* _WRITTEN PROBLEM_: Write out every record in full, exactly as written, please.

* _RECORD EXCERPTS_:
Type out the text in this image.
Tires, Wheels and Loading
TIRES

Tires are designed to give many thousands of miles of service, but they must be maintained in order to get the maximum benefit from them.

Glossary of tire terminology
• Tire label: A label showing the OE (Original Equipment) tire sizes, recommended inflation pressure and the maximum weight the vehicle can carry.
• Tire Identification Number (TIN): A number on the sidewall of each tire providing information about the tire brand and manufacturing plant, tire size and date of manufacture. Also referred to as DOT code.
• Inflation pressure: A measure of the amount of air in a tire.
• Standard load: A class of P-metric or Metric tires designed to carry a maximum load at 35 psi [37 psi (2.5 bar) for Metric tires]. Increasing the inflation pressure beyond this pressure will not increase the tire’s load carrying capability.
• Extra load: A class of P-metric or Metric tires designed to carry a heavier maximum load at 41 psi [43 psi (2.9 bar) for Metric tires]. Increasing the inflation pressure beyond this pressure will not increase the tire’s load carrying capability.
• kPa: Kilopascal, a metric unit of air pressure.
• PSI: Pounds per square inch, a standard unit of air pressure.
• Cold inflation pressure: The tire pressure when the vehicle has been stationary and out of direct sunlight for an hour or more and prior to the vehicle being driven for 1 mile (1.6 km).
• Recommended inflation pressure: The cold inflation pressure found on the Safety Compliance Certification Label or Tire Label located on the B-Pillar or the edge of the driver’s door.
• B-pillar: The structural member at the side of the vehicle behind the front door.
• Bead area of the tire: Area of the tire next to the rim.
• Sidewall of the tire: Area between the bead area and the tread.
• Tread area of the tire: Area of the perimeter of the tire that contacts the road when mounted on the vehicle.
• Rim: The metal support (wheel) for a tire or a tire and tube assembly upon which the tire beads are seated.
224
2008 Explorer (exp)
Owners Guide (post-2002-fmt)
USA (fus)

* _FULL SOLUTION_:
Type out the text in this image.
Tires, Wheels and Loading
TIRES

Tires are designed to give many thousands of miles of service, but they must be maintained in order to get the maximum benefit from them.

Glossary of tire terminology
• Tire label: A label showing the OE (Original Equipment) tire sizes, recommended inflation pressure and the maximum weight the vehicle can carry.
• Tire Identification Number (TIN): A number on the sidewall of each tire providing information about the tire brand and manufacturing plant, tire size and date of manufacture. Also referred to as DOT code.
• Inflation pressure: A measure of the amount of air in a tire.
• Standard load: A class of P-metric or Metric tires designed to carry a maximum load at 35 psi [37 psi (2.5 bar) for Metric tires]. Increasing the inflation pressure beyond this pressure will not increase the tire’s load carrying capability.
• Extra load: A class of P-metric or Metric tires designed to carry a heavier maximum load at 41 psi [43 psi (2.9 bar) for Metric tires]. Increasing the inflation pressure beyond this pressure will not increase the tire’s load carrying capability.
• kPa: Kilopascal, a metric unit of air pressure.
• PSI: Pounds per square inch, a standard unit of air pressure.
• Cold inflation pressure: The tire pressure when the vehicle has been stationary and out of direct sunlight for an hour or more and prior to the vehicle being driven for 1 mile (1.6 km).
• Recommended inflation pressure: The cold inflation pressure found on the Safety Compliance Certification Label or Tire Label located on the B-Pillar or the edge of the driver’s door.
• B-pillar: The structural member at the side of the vehicle behind the front door.
• Bead area of the tire: Area of the tire next to the rim.
• Sidewall of the tire: Area between the bead area and the tread.
• Tread area of the tire: Area of the perimeter of the tire that contacts the road when mounted on the vehicle.
• Rim: The metal support (wheel) for a tire or a tire and tube assembly upon which the tire beads are seated.
224
2008 Explorer (exp)
Owners Guide (post-2002-fmt)
USA (fus)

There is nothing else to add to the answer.